Problem details :: Rewrite the listing below, changing every "tweet-text-line" to "post-text-line" and leaving everything else as it is.

# start of Data listing

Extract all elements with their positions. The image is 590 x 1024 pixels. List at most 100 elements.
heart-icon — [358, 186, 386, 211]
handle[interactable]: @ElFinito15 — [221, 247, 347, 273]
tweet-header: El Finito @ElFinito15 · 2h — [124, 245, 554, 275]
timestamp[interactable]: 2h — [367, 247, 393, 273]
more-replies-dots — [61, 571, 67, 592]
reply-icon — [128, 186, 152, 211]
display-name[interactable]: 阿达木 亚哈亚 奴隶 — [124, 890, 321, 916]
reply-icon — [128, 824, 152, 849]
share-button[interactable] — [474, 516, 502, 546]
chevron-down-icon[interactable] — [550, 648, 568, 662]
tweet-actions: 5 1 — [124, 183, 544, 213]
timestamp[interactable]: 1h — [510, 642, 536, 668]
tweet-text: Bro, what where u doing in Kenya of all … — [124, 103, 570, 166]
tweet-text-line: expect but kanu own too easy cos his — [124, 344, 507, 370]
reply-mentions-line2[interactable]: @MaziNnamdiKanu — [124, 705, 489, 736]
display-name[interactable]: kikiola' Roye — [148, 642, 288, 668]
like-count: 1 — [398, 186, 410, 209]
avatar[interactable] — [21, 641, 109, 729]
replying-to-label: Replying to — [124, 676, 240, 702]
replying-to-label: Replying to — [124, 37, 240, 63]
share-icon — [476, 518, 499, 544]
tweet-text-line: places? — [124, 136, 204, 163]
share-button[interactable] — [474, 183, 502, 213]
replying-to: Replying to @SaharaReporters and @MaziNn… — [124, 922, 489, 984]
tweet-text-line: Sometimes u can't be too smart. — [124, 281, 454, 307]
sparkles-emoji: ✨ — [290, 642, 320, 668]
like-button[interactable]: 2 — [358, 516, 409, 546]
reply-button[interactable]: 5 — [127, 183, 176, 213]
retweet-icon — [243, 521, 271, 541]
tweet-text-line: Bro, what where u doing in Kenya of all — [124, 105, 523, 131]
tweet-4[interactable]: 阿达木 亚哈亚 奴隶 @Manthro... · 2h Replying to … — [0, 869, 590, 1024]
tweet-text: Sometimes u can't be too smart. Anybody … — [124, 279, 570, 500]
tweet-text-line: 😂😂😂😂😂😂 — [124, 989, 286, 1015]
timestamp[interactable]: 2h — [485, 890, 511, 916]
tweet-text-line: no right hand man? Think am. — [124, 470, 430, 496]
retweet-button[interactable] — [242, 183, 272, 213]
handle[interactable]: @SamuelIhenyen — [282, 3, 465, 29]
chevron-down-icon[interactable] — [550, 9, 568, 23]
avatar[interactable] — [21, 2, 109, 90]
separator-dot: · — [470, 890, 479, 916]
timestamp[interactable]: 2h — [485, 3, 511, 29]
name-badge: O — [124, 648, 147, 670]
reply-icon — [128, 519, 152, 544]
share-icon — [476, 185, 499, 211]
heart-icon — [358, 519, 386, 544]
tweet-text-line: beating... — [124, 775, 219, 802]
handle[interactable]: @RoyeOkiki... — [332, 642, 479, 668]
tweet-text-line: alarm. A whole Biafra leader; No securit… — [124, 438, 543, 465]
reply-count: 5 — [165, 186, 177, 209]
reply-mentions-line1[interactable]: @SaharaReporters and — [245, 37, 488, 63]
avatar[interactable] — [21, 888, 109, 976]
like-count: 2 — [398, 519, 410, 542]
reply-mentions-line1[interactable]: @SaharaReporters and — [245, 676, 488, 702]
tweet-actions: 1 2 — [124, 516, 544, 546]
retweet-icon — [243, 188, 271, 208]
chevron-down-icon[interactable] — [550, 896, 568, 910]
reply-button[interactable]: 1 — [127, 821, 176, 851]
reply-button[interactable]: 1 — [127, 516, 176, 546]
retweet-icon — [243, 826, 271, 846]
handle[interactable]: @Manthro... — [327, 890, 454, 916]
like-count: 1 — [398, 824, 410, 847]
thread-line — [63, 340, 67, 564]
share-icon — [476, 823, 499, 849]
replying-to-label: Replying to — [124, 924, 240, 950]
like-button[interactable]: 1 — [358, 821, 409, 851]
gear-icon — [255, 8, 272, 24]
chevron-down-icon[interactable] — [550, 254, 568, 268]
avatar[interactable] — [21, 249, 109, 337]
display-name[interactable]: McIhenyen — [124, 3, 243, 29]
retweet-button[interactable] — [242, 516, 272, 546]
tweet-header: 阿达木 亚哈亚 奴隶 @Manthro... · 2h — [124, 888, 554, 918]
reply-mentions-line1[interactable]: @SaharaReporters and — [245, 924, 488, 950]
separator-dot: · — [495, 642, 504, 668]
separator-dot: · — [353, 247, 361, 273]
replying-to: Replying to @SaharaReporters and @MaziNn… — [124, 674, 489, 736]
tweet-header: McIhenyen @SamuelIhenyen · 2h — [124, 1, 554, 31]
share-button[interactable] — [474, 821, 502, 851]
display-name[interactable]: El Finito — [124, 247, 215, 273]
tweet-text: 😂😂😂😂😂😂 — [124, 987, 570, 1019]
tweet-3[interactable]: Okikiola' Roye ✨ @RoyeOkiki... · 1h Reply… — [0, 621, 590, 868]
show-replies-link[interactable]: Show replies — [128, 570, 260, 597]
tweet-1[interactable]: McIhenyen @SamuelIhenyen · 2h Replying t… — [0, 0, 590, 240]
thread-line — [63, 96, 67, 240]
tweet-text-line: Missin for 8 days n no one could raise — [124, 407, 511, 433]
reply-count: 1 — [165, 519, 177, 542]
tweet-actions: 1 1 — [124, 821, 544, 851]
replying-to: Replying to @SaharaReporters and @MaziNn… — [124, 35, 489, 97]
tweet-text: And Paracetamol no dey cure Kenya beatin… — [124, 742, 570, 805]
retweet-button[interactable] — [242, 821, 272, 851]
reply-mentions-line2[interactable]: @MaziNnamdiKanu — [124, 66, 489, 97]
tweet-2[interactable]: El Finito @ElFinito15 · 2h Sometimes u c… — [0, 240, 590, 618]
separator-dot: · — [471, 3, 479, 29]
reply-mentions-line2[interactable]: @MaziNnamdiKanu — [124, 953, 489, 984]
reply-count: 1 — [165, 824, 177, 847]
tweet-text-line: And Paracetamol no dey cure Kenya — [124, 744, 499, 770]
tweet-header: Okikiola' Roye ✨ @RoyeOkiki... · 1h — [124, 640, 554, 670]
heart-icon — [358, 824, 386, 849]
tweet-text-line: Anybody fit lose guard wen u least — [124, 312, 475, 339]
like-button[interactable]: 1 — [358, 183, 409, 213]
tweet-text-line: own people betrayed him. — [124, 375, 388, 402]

# end of Data listing

Written solution ::
Extract all elements with their positions. The image is 590 x 1024 pixels. List at most 100 elements.
heart-icon — [358, 186, 386, 211]
handle[interactable]: @ElFinito15 — [221, 247, 347, 273]
tweet-header: El Finito @ElFinito15 · 2h — [124, 245, 554, 275]
timestamp[interactable]: 2h — [367, 247, 393, 273]
more-replies-dots — [61, 571, 67, 592]
reply-icon — [128, 186, 152, 211]
display-name[interactable]: 阿达木 亚哈亚 奴隶 — [124, 890, 321, 916]
reply-icon — [128, 824, 152, 849]
share-button[interactable] — [474, 516, 502, 546]
chevron-down-icon[interactable] — [550, 648, 568, 662]
tweet-actions: 5 1 — [124, 183, 544, 213]
timestamp[interactable]: 1h — [510, 642, 536, 668]
tweet-text: Bro, what where u doing in Kenya of all … — [124, 103, 570, 166]
post-text-line: expect but kanu own too easy cos his — [124, 344, 507, 370]
reply-mentions-line2[interactable]: @MaziNnamdiKanu — [124, 705, 489, 736]
display-name[interactable]: kikiola' Roye — [148, 642, 288, 668]
like-count: 1 — [398, 186, 410, 209]
avatar[interactable] — [21, 641, 109, 729]
replying-to-label: Replying to — [124, 676, 240, 702]
replying-to-label: Replying to — [124, 37, 240, 63]
share-icon — [476, 518, 499, 544]
post-text-line: places? — [124, 136, 204, 163]
share-button[interactable] — [474, 183, 502, 213]
replying-to: Replying to @SaharaReporters and @MaziNn… — [124, 922, 489, 984]
post-text-line: Sometimes u can't be too smart. — [124, 281, 454, 307]
sparkles-emoji: ✨ — [290, 642, 320, 668]
like-button[interactable]: 2 — [358, 516, 409, 546]
reply-button[interactable]: 5 — [127, 183, 176, 213]
retweet-icon — [243, 521, 271, 541]
post-text-line: Bro, what where u doing in Kenya of all — [124, 105, 523, 131]
tweet-4[interactable]: 阿达木 亚哈亚 奴隶 @Manthro... · 2h Replying to … — [0, 869, 590, 1024]
tweet-text: Sometimes u can't be too smart. Anybody … — [124, 279, 570, 500]
post-text-line: 😂😂😂😂😂😂 — [124, 989, 286, 1015]
timestamp[interactable]: 2h — [485, 890, 511, 916]
post-text-line: no right hand man? Think am. — [124, 470, 430, 496]
retweet-button[interactable] — [242, 183, 272, 213]
handle[interactable]: @SamuelIhenyen — [282, 3, 465, 29]
chevron-down-icon[interactable] — [550, 9, 568, 23]
avatar[interactable] — [21, 2, 109, 90]
separator-dot: · — [470, 890, 479, 916]
timestamp[interactable]: 2h — [485, 3, 511, 29]
name-badge: O — [124, 648, 147, 670]
reply-icon — [128, 519, 152, 544]
share-icon — [476, 185, 499, 211]
heart-icon — [358, 519, 386, 544]
post-text-line: beating... — [124, 775, 219, 802]
handle[interactable]: @RoyeOkiki... — [332, 642, 479, 668]
post-text-line: alarm. A whole Biafra leader; No securit… — [124, 438, 543, 465]
reply-count: 5 — [165, 186, 177, 209]
reply-mentions-line1[interactable]: @SaharaReporters and — [245, 37, 488, 63]
avatar[interactable] — [21, 888, 109, 976]
like-count: 2 — [398, 519, 410, 542]
reply-mentions-line1[interactable]: @SaharaReporters and — [245, 676, 488, 702]
tweet-actions: 1 2 — [124, 516, 544, 546]
retweet-icon — [243, 188, 271, 208]
chevron-down-icon[interactable] — [550, 896, 568, 910]
reply-button[interactable]: 1 — [127, 821, 176, 851]
reply-button[interactable]: 1 — [127, 516, 176, 546]
retweet-icon — [243, 826, 271, 846]
handle[interactable]: @Manthro... — [327, 890, 454, 916]
like-count: 1 — [398, 824, 410, 847]
thread-line — [63, 340, 67, 564]
share-icon — [476, 823, 499, 849]
replying-to-label: Replying to — [124, 924, 240, 950]
like-button[interactable]: 1 — [358, 821, 409, 851]
gear-icon — [255, 8, 272, 24]
chevron-down-icon[interactable] — [550, 254, 568, 268]
avatar[interactable] — [21, 249, 109, 337]
display-name[interactable]: McIhenyen — [124, 3, 243, 29]
retweet-button[interactable] — [242, 516, 272, 546]
tweet-header: 阿达木 亚哈亚 奴隶 @Manthro... · 2h — [124, 888, 554, 918]
reply-mentions-line1[interactable]: @SaharaReporters and — [245, 924, 488, 950]
separator-dot: · — [495, 642, 504, 668]
separator-dot: · — [353, 247, 361, 273]
replying-to: Replying to @SaharaReporters and @MaziNn… — [124, 674, 489, 736]
tweet-header: McIhenyen @SamuelIhenyen · 2h — [124, 1, 554, 31]
share-button[interactable] — [474, 821, 502, 851]
display-name[interactable]: El Finito — [124, 247, 215, 273]
tweet-text: 😂😂😂😂😂😂 — [124, 987, 570, 1019]
tweet-3[interactable]: Okikiola' Roye ✨ @RoyeOkiki... · 1h Reply… — [0, 621, 590, 868]
show-replies-link[interactable]: Show replies — [128, 570, 260, 597]
tweet-1[interactable]: McIhenyen @SamuelIhenyen · 2h Replying t… — [0, 0, 590, 240]
thread-line — [63, 96, 67, 240]
post-text-line: Missin for 8 days n no one could raise — [124, 407, 511, 433]
reply-count: 1 — [165, 519, 177, 542]
tweet-actions: 1 1 — [124, 821, 544, 851]
replying-to: Replying to @SaharaReporters and @MaziNn… — [124, 35, 489, 97]
tweet-text: And Paracetamol no dey cure Kenya beatin… — [124, 742, 570, 805]
retweet-button[interactable] — [242, 821, 272, 851]
reply-mentions-line2[interactable]: @MaziNnamdiKanu — [124, 66, 489, 97]
tweet-2[interactable]: El Finito @ElFinito15 · 2h Sometimes u c… — [0, 240, 590, 618]
separator-dot: · — [471, 3, 479, 29]
reply-mentions-line2[interactable]: @MaziNnamdiKanu — [124, 953, 489, 984]
reply-count: 1 — [165, 824, 177, 847]
post-text-line: And Paracetamol no dey cure Kenya — [124, 744, 499, 770]
tweet-header: Okikiola' Roye ✨ @RoyeOkiki... · 1h — [124, 640, 554, 670]
heart-icon — [358, 824, 386, 849]
post-text-line: Anybody fit lose guard wen u least — [124, 312, 475, 339]
like-button[interactable]: 1 — [358, 183, 409, 213]
post-text-line: own people betrayed him. — [124, 375, 388, 402]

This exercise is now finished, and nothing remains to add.